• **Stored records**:

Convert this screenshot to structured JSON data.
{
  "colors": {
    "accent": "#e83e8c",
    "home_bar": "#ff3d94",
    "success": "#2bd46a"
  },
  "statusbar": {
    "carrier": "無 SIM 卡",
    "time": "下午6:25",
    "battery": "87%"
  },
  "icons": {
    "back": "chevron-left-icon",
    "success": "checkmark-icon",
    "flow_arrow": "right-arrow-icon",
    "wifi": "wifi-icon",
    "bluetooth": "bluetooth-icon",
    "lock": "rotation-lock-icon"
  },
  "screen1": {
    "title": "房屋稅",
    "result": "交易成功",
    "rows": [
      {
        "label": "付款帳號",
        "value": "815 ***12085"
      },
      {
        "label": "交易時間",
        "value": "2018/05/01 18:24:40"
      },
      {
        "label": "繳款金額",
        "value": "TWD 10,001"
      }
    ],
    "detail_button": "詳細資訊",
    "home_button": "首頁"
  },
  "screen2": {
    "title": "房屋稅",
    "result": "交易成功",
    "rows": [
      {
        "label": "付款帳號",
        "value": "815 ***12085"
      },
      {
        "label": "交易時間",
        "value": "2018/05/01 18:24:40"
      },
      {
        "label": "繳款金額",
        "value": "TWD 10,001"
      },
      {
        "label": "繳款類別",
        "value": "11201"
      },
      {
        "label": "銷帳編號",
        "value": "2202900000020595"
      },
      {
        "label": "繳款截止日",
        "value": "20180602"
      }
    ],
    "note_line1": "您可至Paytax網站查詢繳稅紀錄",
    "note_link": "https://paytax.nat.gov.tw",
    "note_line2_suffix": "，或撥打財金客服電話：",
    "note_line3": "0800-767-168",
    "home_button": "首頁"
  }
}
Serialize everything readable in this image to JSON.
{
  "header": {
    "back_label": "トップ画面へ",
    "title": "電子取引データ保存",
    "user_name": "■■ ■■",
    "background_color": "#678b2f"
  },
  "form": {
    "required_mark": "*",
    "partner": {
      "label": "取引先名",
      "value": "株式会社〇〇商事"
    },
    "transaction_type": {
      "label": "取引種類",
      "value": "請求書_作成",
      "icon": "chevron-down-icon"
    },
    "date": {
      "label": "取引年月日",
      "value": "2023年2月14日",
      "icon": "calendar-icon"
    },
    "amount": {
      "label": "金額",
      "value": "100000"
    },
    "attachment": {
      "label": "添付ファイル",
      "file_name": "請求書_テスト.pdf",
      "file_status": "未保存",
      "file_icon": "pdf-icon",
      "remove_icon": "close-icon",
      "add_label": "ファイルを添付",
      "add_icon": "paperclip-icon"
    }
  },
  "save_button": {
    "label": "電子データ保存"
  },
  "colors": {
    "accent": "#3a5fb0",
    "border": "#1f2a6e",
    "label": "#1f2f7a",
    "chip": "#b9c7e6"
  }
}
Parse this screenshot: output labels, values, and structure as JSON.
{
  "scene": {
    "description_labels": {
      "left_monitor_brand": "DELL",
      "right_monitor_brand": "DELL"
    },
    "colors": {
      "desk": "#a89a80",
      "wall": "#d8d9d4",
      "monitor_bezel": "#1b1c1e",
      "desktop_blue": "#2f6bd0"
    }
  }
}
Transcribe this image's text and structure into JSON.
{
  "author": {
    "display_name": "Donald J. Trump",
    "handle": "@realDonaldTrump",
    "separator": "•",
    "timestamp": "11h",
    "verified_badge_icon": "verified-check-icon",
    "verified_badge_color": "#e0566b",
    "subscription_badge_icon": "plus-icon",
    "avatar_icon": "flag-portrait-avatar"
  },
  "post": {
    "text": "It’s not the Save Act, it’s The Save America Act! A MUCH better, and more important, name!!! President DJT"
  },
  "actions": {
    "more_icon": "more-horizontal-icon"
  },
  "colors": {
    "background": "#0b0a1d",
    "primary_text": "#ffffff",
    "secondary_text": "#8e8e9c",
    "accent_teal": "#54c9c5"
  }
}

• **Stated goal**: Reproduce the listing in full. Keep it exactly as written.

• **Task answer**:
Convert this screenshot to structured JSON data.
{
  "colors": {
    "accent": "#e83e8c",
    "home_bar": "#ff3d94",
    "success": "#2bd46a"
  },
  "statusbar": {
    "carrier": "無 SIM 卡",
    "time": "下午6:25",
    "battery": "87%"
  },
  "icons": {
    "back": "chevron-left-icon",
    "success": "checkmark-icon",
    "flow_arrow": "right-arrow-icon",
    "wifi": "wifi-icon",
    "bluetooth": "bluetooth-icon",
    "lock": "rotation-lock-icon"
  },
  "screen1": {
    "title": "房屋稅",
    "result": "交易成功",
    "rows": [
      {
        "label": "付款帳號",
        "value": "815 ***12085"
      },
      {
        "label": "交易時間",
        "value": "2018/05/01 18:24:40"
      },
      {
        "label": "繳款金額",
        "value": "TWD 10,001"
      }
    ],
    "detail_button": "詳細資訊",
    "home_button": "首頁"
  },
  "screen2": {
    "title": "房屋稅",
    "result": "交易成功",
    "rows": [
      {
        "label": "付款帳號",
        "value": "815 ***12085"
      },
      {
        "label": "交易時間",
        "value": "2018/05/01 18:24:40"
      },
      {
        "label": "繳款金額",
        "value": "TWD 10,001"
      },
      {
        "label": "繳款類別",
        "value": "11201"
      },
      {
        "label": "銷帳編號",
        "value": "2202900000020595"
      },
      {
        "label": "繳款截止日",
        "value": "20180602"
      }
    ],
    "note_line1": "您可至Paytax網站查詢繳稅紀錄",
    "note_link": "https://paytax.nat.gov.tw",
    "note_line2_suffix": "，或撥打財金客服電話：",
    "note_line3": "0800-767-168",
    "home_button": "首頁"
  }
}
Serialize everything readable in this image to JSON.
{
  "header": {
    "back_label": "トップ画面へ",
    "title": "電子取引データ保存",
    "user_name": "■■ ■■",
    "background_color": "#678b2f"
  },
  "form": {
    "required_mark": "*",
    "partner": {
      "label": "取引先名",
      "value": "株式会社〇〇商事"
    },
    "transaction_type": {
      "label": "取引種類",
      "value": "請求書_作成",
      "icon": "chevron-down-icon"
    },
    "date": {
      "label": "取引年月日",
      "value": "2023年2月14日",
      "icon": "calendar-icon"
    },
    "amount": {
      "label": "金額",
      "value": "100000"
    },
    "attachment": {
      "label": "添付ファイル",
      "file_name": "請求書_テスト.pdf",
      "file_status": "未保存",
      "file_icon": "pdf-icon",
      "remove_icon": "close-icon",
      "add_label": "ファイルを添付",
      "add_icon": "paperclip-icon"
    }
  },
  "save_button": {
    "label": "電子データ保存"
  },
  "colors": {
    "accent": "#3a5fb0",
    "border": "#1f2a6e",
    "label": "#1f2f7a",
    "chip": "#b9c7e6"
  }
}
Parse this screenshot: output labels, values, and structure as JSON.
{
  "scene": {
    "description_labels": {
      "left_monitor_brand": "DELL",
      "right_monitor_brand": "DELL"
    },
    "colors": {
      "desk": "#a89a80",
      "wall": "#d8d9d4",
      "monitor_bezel": "#1b1c1e",
      "desktop_blue": "#2f6bd0"
    }
  }
}
Transcribe this image's text and structure into JSON.
{
  "author": {
    "display_name": "Donald J. Trump",
    "handle": "@realDonaldTrump",
    "separator": "•",
    "timestamp": "11h",
    "verified_badge_icon": "verified-check-icon",
    "verified_badge_color": "#e0566b",
    "subscription_badge_icon": "plus-icon",
    "avatar_icon": "flag-portrait-avatar"
  },
  "post": {
    "text": "It’s not the Save Act, it’s The Save America Act! A MUCH better, and more important, name!!! President DJT"
  },
  "actions": {
    "more_icon": "more-horizontal-icon"
  },
  "colors": {
    "background": "#0b0a1d",
    "primary_text": "#ffffff",
    "secondary_text": "#8e8e9c",
    "accent_teal": "#54c9c5"
  }
}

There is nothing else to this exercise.